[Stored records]

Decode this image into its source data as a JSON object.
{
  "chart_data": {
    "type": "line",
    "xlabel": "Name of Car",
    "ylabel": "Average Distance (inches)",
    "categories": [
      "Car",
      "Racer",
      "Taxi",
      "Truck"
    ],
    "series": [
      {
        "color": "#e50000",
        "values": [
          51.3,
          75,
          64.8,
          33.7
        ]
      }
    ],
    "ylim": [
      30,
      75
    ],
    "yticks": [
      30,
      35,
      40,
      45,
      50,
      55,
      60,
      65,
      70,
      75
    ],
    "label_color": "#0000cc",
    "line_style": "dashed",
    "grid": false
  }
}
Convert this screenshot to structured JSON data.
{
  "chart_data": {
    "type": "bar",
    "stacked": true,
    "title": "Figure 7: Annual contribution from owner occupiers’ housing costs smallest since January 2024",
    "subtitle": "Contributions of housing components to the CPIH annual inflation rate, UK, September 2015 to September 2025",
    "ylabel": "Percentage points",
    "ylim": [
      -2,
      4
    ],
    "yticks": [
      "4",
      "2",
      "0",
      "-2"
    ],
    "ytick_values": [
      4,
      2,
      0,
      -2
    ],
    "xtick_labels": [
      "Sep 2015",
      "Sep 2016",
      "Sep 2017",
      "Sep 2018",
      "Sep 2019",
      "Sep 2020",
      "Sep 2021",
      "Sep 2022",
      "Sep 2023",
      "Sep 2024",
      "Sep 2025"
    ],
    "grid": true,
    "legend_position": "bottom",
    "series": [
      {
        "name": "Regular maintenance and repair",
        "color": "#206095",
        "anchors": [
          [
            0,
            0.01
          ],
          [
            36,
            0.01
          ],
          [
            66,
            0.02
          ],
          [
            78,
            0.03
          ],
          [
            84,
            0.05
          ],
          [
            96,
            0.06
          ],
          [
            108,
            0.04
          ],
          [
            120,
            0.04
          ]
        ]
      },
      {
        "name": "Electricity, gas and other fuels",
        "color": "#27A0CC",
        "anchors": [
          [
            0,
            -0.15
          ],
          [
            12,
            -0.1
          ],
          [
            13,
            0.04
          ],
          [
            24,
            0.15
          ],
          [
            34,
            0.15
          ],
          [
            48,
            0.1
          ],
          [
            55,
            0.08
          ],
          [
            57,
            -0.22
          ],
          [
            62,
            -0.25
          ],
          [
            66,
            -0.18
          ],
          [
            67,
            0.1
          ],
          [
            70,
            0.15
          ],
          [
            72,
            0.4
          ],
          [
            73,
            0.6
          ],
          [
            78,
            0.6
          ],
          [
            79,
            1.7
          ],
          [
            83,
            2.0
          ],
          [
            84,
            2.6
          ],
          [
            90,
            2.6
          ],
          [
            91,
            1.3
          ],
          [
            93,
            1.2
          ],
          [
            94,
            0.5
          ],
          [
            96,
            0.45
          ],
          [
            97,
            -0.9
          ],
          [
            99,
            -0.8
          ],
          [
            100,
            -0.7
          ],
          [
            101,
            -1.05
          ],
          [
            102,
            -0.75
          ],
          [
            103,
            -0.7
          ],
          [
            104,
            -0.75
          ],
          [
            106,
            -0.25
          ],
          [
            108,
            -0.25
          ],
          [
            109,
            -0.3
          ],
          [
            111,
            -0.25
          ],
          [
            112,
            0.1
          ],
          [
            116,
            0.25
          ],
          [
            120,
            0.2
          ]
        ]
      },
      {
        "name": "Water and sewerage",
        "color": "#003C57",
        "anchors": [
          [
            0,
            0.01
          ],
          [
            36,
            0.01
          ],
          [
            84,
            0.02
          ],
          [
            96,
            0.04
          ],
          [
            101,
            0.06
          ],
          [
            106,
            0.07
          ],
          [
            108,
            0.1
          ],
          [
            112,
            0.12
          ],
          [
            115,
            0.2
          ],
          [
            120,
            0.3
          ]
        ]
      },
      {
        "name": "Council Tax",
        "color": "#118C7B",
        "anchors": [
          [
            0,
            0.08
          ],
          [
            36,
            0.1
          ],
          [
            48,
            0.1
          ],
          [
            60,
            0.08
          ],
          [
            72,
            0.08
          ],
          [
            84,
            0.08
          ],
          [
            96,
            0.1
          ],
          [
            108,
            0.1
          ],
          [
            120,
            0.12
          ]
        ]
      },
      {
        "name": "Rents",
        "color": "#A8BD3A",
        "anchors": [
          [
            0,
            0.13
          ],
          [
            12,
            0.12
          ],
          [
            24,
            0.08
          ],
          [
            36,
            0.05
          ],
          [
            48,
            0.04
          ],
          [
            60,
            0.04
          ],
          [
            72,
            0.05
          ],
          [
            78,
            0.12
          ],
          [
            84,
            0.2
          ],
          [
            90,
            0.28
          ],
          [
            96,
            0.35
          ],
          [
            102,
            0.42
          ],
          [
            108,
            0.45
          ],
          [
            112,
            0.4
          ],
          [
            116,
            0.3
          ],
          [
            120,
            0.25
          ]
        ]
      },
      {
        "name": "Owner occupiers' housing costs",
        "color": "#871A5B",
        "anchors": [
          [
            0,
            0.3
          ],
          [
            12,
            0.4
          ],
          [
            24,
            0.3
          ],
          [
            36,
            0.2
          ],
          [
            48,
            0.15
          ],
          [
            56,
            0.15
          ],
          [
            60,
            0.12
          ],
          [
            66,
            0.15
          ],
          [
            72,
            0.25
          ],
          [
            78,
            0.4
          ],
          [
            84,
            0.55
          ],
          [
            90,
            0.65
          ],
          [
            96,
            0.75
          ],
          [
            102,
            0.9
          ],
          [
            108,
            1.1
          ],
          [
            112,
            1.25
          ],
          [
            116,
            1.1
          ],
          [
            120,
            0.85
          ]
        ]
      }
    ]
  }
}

▸ AIM
Write the material out again in its entirety, exactly as shown.

▸ WRITTEN REPLY
Decode this image into its source data as a JSON object.
{
  "chart_data": {
    "type": "line",
    "xlabel": "Name of Car",
    "ylabel": "Average Distance (inches)",
    "categories": [
      "Car",
      "Racer",
      "Taxi",
      "Truck"
    ],
    "series": [
      {
        "color": "#e50000",
        "values": [
          51.3,
          75,
          64.8,
          33.7
        ]
      }
    ],
    "ylim": [
      30,
      75
    ],
    "yticks": [
      30,
      35,
      40,
      45,
      50,
      55,
      60,
      65,
      70,
      75
    ],
    "label_color": "#0000cc",
    "line_style": "dashed",
    "grid": false
  }
}
Convert this screenshot to structured JSON data.
{
  "chart_data": {
    "type": "bar",
    "stacked": true,
    "title": "Figure 7: Annual contribution from owner occupiers’ housing costs smallest since January 2024",
    "subtitle": "Contributions of housing components to the CPIH annual inflation rate, UK, September 2015 to September 2025",
    "ylabel": "Percentage points",
    "ylim": [
      -2,
      4
    ],
    "yticks": [
      "4",
      "2",
      "0",
      "-2"
    ],
    "ytick_values": [
      4,
      2,
      0,
      -2
    ],
    "xtick_labels": [
      "Sep 2015",
      "Sep 2016",
      "Sep 2017",
      "Sep 2018",
      "Sep 2019",
      "Sep 2020",
      "Sep 2021",
      "Sep 2022",
      "Sep 2023",
      "Sep 2024",
      "Sep 2025"
    ],
    "grid": true,
    "legend_position": "bottom",
    "series": [
      {
        "name": "Regular maintenance and repair",
        "color": "#206095",
        "anchors": [
          [
            0,
            0.01
          ],
          [
            36,
            0.01
          ],
          [
            66,
            0.02
          ],
          [
            78,
            0.03
          ],
          [
            84,
            0.05
          ],
          [
            96,
            0.06
          ],
          [
            108,
            0.04
          ],
          [
            120,
            0.04
          ]
        ]
      },
      {
        "name": "Electricity, gas and other fuels",
        "color": "#27A0CC",
        "anchors": [
          [
            0,
            -0.15
          ],
          [
            12,
            -0.1
          ],
          [
            13,
            0.04
          ],
          [
            24,
            0.15
          ],
          [
            34,
            0.15
          ],
          [
            48,
            0.1
          ],
          [
            55,
            0.08
          ],
          [
            57,
            -0.22
          ],
          [
            62,
            -0.25
          ],
          [
            66,
            -0.18
          ],
          [
            67,
            0.1
          ],
          [
            70,
            0.15
          ],
          [
            72,
            0.4
          ],
          [
            73,
            0.6
          ],
          [
            78,
            0.6
          ],
          [
            79,
            1.7
          ],
          [
            83,
            2.0
          ],
          [
            84,
            2.6
          ],
          [
            90,
            2.6
          ],
          [
            91,
            1.3
          ],
          [
            93,
            1.2
          ],
          [
            94,
            0.5
          ],
          [
            96,
            0.45
          ],
          [
            97,
            -0.9
          ],
          [
            99,
            -0.8
          ],
          [
            100,
            -0.7
          ],
          [
            101,
            -1.05
          ],
          [
            102,
            -0.75
          ],
          [
            103,
            -0.7
          ],
          [
            104,
            -0.75
          ],
          [
            106,
            -0.25
          ],
          [
            108,
            -0.25
          ],
          [
            109,
            -0.3
          ],
          [
            111,
            -0.25
          ],
          [
            112,
            0.1
          ],
          [
            116,
            0.25
          ],
          [
            120,
            0.2
          ]
        ]
      },
      {
        "name": "Water and sewerage",
        "color": "#003C57",
        "anchors": [
          [
            0,
            0.01
          ],
          [
            36,
            0.01
          ],
          [
            84,
            0.02
          ],
          [
            96,
            0.04
          ],
          [
            101,
            0.06
          ],
          [
            106,
            0.07
          ],
          [
            108,
            0.1
          ],
          [
            112,
            0.12
          ],
          [
            115,
            0.2
          ],
          [
            120,
            0.3
          ]
        ]
      },
      {
        "name": "Council Tax",
        "color": "#118C7B",
        "anchors": [
          [
            0,
            0.08
          ],
          [
            36,
            0.1
          ],
          [
            48,
            0.1
          ],
          [
            60,
            0.08
          ],
          [
            72,
            0.08
          ],
          [
            84,
            0.08
          ],
          [
            96,
            0.1
          ],
          [
            108,
            0.1
          ],
          [
            120,
            0.12
          ]
        ]
      },
      {
        "name": "Rents",
        "color": "#A8BD3A",
        "anchors": [
          [
            0,
            0.13
          ],
          [
            12,
            0.12
          ],
          [
            24,
            0.08
          ],
          [
            36,
            0.05
          ],
          [
            48,
            0.04
          ],
          [
            60,
            0.04
          ],
          [
            72,
            0.05
          ],
          [
            78,
            0.12
          ],
          [
            84,
            0.2
          ],
          [
            90,
            0.28
          ],
          [
            96,
            0.35
          ],
          [
            102,
            0.42
          ],
          [
            108,
            0.45
          ],
          [
            112,
            0.4
          ],
          [
            116,
            0.3
          ],
          [
            120,
            0.25
          ]
        ]
      },
      {
        "name": "Owner occupiers' housing costs",
        "color": "#871A5B",
        "anchors": [
          [
            0,
            0.3
          ],
          [
            12,
            0.4
          ],
          [
            24,
            0.3
          ],
          [
            36,
            0.2
          ],
          [
            48,
            0.15
          ],
          [
            56,
            0.15
          ],
          [
            60,
            0.12
          ],
          [
            66,
            0.15
          ],
          [
            72,
            0.25
          ],
          [
            78,
            0.4
          ],
          [
            84,
            0.55
          ],
          [
            90,
            0.65
          ],
          [
            96,
            0.75
          ],
          [
            102,
            0.9
          ],
          [
            108,
            1.1
          ],
          [
            112,
            1.25
          ],
          [
            116,
            1.1
          ],
          [
            120,
            0.85
          ]
        ]
      }
    ]
  }
}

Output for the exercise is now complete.